■ Exercise task:
Every entry must be duplicated precisely as written.

-- begin Given information --

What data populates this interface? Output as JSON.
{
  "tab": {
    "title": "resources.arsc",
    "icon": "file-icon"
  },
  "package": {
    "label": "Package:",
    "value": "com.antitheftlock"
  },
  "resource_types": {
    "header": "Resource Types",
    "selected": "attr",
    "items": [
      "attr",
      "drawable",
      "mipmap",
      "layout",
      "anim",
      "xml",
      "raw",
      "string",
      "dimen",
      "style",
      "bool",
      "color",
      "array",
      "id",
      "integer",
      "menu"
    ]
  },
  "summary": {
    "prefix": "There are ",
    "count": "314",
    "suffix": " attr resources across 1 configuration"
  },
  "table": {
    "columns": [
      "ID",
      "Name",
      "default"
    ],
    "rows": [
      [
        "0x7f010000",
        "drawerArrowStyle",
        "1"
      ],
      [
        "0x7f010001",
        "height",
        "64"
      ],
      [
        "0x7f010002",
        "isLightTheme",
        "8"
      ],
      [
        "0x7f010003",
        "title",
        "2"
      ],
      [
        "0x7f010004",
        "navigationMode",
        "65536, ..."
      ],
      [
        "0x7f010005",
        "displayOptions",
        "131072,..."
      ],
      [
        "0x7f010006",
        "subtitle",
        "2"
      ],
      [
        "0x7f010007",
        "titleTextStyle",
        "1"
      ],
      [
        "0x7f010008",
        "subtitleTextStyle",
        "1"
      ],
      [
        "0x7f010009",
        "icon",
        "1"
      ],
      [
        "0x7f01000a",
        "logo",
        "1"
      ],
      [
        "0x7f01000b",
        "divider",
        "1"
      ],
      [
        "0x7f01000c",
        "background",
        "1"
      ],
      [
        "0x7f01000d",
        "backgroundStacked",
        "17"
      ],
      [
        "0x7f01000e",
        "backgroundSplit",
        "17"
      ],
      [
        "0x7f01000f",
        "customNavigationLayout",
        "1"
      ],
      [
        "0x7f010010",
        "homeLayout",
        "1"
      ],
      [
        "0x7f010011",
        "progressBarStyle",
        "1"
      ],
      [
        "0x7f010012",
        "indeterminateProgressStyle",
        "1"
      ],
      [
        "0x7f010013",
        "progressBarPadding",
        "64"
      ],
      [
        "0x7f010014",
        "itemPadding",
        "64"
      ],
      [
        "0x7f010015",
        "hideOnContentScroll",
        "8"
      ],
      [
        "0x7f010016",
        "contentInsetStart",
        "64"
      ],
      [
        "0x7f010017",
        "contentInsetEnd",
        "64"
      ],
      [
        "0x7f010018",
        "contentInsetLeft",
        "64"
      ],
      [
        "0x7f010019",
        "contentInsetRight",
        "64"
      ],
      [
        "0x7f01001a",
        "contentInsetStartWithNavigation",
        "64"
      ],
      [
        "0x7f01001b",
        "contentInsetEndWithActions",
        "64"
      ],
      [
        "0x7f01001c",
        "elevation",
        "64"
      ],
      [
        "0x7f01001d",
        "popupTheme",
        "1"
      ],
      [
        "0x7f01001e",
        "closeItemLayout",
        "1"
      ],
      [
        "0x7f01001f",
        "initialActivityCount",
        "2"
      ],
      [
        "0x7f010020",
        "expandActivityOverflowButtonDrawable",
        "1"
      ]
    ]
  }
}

-- end Given information --

■ Result below:
What data populates this interface? Output as JSON.
{
  "tab": {
    "title": "resources.arsc",
    "icon": "file-icon"
  },
  "package": {
    "label": "Package:",
    "value": "com.antitheftlock"
  },
  "resource_types": {
    "header": "Resource Types",
    "selected": "attr",
    "items": [
      "attr",
      "drawable",
      "mipmap",
      "layout",
      "anim",
      "xml",
      "raw",
      "string",
      "dimen",
      "style",
      "bool",
      "color",
      "array",
      "id",
      "integer",
      "menu"
    ]
  },
  "summary": {
    "prefix": "There are ",
    "count": "314",
    "suffix": " attr resources across 1 configuration"
  },
  "table": {
    "columns": [
      "ID",
      "Name",
      "default"
    ],
    "rows": [
      [
        "0x7f010000",
        "drawerArrowStyle",
        "1"
      ],
      [
        "0x7f010001",
        "height",
        "64"
      ],
      [
        "0x7f010002",
        "isLightTheme",
        "8"
      ],
      [
        "0x7f010003",
        "title",
        "2"
      ],
      [
        "0x7f010004",
        "navigationMode",
        "65536, ..."
      ],
      [
        "0x7f010005",
        "displayOptions",
        "131072,..."
      ],
      [
        "0x7f010006",
        "subtitle",
        "2"
      ],
      [
        "0x7f010007",
        "titleTextStyle",
        "1"
      ],
      [
        "0x7f010008",
        "subtitleTextStyle",
        "1"
      ],
      [
        "0x7f010009",
        "icon",
        "1"
      ],
      [
        "0x7f01000a",
        "logo",
        "1"
      ],
      [
        "0x7f01000b",
        "divider",
        "1"
      ],
      [
        "0x7f01000c",
        "background",
        "1"
      ],
      [
        "0x7f01000d",
        "backgroundStacked",
        "17"
      ],
      [
        "0x7f01000e",
        "backgroundSplit",
        "17"
      ],
      [
        "0x7f01000f",
        "customNavigationLayout",
        "1"
      ],
      [
        "0x7f010010",
        "homeLayout",
        "1"
      ],
      [
        "0x7f010011",
        "progressBarStyle",
        "1"
      ],
      [
        "0x7f010012",
        "indeterminateProgressStyle",
        "1"
      ],
      [
        "0x7f010013",
        "progressBarPadding",
        "64"
      ],
      [
        "0x7f010014",
        "itemPadding",
        "64"
      ],
      [
        "0x7f010015",
        "hideOnContentScroll",
        "8"
      ],
      [
        "0x7f010016",
        "contentInsetStart",
        "64"
      ],
      [
        "0x7f010017",
        "contentInsetEnd",
        "64"
      ],
      [
        "0x7f010018",
        "contentInsetLeft",
        "64"
      ],
      [
        "0x7f010019",
        "contentInsetRight",
        "64"
      ],
      [
        "0x7f01001a",
        "contentInsetStartWithNavigation",
        "64"
      ],
      [
        "0x7f01001b",
        "contentInsetEndWithActions",
        "64"
      ],
      [
        "0x7f01001c",
        "elevation",
        "64"
      ],
      [
        "0x7f01001d",
        "popupTheme",
        "1"
      ],
      [
        "0x7f01001e",
        "closeItemLayout",
        "1"
      ],
      [
        "0x7f01001f",
        "initialActivityCount",
        "2"
      ],
      [
        "0x7f010020",
        "expandActivityOverflowButtonDrawable",
        "1"
      ]
    ]
  }
}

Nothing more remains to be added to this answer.